• _Recorded data_
○ ○ ○

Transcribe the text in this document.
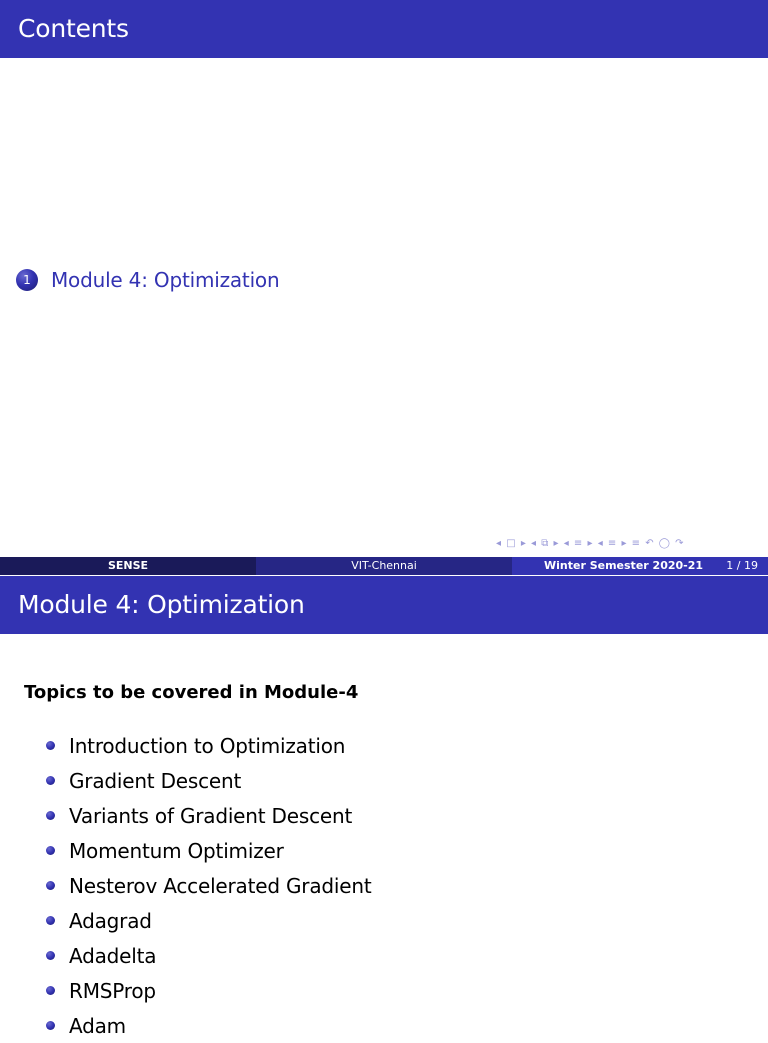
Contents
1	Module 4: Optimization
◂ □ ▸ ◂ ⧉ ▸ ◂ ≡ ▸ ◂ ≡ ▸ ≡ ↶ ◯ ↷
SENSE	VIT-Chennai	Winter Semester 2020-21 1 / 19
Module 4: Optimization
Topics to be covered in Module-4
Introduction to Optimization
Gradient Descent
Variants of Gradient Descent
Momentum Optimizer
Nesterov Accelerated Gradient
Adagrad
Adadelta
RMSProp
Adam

○ ○ ○

• _The task_
Pull out all lines of the data with the string "Gradient".

• _Answer to the task_
Gradient Descent
Variants of Gradient Descent
Nesterov Accelerated Gradient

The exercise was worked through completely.